Exercise objective: Gather all lines with the word "一次函数与反比例函数图象综合判断" in them.

Stored data:
────
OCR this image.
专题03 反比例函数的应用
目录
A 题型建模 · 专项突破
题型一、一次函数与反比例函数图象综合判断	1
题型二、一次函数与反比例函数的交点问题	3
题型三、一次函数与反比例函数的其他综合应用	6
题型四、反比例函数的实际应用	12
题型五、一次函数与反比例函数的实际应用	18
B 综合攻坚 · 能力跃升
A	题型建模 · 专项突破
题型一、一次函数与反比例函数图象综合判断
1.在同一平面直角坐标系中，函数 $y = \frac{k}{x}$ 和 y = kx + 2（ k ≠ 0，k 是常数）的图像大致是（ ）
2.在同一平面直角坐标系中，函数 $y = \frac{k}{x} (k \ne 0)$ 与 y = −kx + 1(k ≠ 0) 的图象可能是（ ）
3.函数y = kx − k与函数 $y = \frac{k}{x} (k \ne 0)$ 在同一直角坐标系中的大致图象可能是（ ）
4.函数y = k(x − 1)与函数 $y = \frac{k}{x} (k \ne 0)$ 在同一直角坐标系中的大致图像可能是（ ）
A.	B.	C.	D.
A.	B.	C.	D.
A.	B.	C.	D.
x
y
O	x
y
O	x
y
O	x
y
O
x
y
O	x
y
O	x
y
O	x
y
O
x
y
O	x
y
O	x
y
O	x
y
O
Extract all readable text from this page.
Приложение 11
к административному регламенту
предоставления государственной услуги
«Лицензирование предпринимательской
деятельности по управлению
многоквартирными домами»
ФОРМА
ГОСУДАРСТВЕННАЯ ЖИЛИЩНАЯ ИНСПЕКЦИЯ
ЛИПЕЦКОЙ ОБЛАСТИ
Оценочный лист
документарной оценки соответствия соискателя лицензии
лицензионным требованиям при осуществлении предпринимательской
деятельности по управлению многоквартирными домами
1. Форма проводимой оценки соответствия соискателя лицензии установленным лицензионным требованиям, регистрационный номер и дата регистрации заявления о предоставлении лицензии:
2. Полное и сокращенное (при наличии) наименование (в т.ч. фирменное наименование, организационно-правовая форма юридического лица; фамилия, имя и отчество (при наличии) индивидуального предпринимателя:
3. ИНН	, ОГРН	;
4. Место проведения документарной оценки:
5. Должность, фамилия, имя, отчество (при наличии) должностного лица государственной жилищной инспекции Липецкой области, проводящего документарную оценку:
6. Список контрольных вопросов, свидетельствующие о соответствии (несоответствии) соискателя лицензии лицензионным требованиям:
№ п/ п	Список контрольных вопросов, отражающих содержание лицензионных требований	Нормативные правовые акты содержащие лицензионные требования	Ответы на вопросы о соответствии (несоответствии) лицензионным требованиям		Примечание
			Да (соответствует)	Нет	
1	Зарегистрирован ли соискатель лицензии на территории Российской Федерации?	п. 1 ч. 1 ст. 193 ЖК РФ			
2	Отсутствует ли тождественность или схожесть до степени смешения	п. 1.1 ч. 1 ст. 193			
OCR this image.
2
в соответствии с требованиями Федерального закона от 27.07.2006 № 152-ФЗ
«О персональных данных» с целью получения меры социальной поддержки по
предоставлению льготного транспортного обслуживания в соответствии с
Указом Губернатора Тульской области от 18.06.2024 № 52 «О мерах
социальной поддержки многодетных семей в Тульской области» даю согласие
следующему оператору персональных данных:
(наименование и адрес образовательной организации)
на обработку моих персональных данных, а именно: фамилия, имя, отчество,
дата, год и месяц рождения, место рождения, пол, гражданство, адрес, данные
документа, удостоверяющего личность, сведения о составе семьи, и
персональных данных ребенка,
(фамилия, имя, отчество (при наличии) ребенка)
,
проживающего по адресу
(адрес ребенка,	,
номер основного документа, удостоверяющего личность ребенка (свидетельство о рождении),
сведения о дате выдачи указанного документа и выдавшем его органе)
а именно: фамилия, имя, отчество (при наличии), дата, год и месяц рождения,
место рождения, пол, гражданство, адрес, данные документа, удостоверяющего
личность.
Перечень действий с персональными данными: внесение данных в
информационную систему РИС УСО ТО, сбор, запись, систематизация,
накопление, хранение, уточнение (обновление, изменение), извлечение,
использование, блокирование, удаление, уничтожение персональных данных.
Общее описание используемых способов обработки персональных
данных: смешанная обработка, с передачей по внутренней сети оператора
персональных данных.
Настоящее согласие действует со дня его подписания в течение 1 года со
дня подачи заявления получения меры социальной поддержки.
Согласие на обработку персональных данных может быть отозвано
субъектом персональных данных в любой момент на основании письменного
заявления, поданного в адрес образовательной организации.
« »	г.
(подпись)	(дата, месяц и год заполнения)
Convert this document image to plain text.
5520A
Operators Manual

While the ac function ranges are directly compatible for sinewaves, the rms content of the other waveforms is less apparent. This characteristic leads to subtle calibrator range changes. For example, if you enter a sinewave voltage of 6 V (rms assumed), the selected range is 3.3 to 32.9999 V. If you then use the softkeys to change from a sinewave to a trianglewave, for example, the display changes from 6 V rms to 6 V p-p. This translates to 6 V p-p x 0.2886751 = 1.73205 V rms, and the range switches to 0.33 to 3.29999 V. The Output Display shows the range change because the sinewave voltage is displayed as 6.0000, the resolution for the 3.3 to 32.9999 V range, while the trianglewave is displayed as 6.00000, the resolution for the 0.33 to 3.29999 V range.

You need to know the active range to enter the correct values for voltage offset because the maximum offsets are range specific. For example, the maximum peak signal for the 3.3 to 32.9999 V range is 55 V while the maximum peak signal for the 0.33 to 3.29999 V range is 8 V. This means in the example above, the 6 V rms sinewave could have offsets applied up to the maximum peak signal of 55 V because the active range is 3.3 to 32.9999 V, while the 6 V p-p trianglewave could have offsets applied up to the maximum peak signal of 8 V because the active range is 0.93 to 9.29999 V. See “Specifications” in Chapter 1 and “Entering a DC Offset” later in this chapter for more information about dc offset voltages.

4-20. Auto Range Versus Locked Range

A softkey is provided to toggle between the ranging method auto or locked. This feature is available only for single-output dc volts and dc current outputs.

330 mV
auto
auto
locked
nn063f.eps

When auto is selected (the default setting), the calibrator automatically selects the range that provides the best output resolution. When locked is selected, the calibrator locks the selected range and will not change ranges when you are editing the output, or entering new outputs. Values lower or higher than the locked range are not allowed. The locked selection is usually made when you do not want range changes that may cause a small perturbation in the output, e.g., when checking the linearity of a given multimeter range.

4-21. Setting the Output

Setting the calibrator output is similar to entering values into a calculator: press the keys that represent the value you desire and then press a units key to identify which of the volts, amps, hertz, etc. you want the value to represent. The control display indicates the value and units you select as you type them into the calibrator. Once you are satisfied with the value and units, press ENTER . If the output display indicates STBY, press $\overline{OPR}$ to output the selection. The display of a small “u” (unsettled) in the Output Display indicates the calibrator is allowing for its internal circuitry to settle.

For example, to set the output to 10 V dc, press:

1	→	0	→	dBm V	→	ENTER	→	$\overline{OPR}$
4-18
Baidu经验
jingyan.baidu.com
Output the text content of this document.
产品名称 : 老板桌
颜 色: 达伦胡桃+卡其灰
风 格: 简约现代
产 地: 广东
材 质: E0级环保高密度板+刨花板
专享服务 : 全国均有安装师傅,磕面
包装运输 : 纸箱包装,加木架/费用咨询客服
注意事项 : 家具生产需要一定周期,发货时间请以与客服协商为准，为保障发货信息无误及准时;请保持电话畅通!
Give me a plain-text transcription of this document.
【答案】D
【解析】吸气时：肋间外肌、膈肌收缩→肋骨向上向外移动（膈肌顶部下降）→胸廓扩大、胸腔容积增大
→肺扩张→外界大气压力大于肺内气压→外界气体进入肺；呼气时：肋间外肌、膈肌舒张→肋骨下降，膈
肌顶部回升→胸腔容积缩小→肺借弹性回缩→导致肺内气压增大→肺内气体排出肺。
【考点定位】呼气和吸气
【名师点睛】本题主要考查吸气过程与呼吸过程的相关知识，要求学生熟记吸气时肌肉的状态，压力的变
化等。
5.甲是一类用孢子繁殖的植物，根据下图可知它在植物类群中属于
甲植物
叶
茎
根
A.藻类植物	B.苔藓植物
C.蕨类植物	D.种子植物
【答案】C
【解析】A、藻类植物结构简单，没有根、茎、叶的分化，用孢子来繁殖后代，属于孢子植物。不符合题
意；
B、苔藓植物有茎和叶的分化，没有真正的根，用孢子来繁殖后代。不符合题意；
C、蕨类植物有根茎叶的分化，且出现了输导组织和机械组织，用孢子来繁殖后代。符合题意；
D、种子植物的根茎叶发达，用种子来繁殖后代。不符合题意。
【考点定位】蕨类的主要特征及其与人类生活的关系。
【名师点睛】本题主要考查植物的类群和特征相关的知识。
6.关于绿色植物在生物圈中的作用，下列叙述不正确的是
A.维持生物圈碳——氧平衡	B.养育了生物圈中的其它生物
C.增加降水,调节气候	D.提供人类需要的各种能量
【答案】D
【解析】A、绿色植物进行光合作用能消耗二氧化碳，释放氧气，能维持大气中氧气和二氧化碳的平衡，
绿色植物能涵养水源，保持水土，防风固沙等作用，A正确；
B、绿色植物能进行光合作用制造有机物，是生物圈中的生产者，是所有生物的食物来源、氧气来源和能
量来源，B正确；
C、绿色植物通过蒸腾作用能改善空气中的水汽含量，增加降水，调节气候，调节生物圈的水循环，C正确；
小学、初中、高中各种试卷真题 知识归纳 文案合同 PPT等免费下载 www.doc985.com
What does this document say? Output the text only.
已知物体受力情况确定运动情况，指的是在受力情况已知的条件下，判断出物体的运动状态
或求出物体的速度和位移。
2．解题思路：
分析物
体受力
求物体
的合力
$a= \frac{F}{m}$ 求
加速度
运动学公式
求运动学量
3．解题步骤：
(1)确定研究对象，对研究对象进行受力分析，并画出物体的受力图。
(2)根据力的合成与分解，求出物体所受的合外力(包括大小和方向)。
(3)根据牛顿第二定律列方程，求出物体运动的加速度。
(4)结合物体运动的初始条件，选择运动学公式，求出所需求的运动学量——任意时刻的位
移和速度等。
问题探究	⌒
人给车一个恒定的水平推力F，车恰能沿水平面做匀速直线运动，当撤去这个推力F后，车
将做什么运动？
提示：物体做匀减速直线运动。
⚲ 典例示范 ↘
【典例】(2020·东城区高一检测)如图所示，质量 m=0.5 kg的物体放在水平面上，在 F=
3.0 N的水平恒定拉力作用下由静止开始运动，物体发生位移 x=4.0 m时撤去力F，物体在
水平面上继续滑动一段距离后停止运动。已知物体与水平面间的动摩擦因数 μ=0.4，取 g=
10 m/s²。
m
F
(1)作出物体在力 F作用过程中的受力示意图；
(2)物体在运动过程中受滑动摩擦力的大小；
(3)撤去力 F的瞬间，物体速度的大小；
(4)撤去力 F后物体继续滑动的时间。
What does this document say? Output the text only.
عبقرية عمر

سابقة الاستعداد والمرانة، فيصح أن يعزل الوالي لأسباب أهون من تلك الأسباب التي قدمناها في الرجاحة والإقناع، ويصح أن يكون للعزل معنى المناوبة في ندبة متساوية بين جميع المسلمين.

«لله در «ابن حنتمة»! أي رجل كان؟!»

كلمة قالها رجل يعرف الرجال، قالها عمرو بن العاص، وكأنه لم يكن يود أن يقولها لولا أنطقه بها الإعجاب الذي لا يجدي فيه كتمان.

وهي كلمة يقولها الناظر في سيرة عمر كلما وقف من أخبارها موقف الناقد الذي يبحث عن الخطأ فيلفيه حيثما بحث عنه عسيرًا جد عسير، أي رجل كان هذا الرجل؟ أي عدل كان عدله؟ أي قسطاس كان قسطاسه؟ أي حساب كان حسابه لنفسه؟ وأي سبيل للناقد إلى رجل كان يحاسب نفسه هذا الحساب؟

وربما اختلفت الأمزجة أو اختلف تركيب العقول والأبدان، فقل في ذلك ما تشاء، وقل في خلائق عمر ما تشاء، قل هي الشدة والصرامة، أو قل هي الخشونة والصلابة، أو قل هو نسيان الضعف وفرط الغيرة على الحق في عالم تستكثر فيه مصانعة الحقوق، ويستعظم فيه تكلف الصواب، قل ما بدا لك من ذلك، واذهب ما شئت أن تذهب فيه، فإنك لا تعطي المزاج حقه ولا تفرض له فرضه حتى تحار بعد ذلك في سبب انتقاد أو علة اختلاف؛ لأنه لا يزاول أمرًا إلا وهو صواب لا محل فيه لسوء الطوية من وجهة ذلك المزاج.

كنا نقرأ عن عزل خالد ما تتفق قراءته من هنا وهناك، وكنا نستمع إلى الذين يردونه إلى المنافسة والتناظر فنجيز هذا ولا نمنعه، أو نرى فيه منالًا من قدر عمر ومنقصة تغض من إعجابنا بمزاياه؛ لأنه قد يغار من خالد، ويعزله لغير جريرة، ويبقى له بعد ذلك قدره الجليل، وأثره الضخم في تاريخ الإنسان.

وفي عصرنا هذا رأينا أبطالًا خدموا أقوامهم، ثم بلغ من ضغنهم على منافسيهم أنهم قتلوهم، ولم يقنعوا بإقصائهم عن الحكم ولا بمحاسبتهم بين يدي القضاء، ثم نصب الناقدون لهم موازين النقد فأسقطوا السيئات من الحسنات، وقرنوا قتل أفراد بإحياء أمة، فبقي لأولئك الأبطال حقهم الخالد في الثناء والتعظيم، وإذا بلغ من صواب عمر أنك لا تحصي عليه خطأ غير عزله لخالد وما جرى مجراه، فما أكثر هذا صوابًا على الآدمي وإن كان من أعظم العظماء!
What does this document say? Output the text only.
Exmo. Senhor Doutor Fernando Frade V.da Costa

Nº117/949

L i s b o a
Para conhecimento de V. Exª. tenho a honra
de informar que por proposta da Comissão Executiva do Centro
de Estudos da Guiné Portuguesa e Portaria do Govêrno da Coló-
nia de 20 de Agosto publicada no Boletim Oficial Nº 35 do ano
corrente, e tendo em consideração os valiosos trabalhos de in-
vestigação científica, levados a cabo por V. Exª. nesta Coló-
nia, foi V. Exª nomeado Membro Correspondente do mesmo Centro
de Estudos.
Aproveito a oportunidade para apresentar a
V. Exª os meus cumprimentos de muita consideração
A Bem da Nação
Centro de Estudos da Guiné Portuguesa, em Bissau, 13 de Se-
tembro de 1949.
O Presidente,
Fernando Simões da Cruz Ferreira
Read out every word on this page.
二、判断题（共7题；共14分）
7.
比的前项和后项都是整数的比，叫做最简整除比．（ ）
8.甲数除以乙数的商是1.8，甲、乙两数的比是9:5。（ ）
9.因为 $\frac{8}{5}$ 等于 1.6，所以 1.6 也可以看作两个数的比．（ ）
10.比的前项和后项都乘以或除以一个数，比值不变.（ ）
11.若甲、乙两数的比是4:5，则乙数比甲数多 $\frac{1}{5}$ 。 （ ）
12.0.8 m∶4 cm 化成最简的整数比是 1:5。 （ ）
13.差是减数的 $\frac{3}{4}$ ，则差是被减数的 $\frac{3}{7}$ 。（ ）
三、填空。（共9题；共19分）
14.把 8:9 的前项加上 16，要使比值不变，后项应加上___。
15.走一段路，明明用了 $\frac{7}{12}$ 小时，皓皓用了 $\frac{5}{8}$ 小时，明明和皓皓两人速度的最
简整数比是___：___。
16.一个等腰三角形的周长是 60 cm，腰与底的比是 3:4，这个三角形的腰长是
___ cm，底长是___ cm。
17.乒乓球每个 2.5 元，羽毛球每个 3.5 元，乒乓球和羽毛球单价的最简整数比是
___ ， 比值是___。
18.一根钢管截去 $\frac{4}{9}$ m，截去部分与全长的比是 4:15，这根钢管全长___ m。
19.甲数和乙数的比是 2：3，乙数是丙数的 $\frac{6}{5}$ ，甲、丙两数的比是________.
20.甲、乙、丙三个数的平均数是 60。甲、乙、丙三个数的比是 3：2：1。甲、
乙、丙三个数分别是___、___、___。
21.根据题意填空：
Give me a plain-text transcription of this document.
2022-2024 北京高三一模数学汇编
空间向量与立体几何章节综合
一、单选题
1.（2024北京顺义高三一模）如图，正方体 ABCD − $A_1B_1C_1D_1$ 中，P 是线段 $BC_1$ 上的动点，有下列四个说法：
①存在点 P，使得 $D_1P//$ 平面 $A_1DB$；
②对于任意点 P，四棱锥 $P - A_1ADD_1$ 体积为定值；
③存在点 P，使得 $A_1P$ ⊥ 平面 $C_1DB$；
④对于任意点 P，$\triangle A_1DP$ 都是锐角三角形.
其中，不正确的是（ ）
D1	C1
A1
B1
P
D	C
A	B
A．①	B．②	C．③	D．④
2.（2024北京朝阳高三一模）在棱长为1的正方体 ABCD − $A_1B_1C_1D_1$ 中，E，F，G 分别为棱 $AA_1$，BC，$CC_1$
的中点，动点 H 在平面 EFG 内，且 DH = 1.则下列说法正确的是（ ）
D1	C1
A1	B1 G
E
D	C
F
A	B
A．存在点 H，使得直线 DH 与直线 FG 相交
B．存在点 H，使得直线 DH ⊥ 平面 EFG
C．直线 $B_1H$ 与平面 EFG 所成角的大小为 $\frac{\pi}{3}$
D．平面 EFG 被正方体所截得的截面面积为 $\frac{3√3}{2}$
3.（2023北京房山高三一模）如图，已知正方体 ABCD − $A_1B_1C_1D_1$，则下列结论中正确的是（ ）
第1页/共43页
────
Task output:
题型一、一次函数与反比例函数图象综合判断	1
题型一、一次函数与反比例函数图象综合判断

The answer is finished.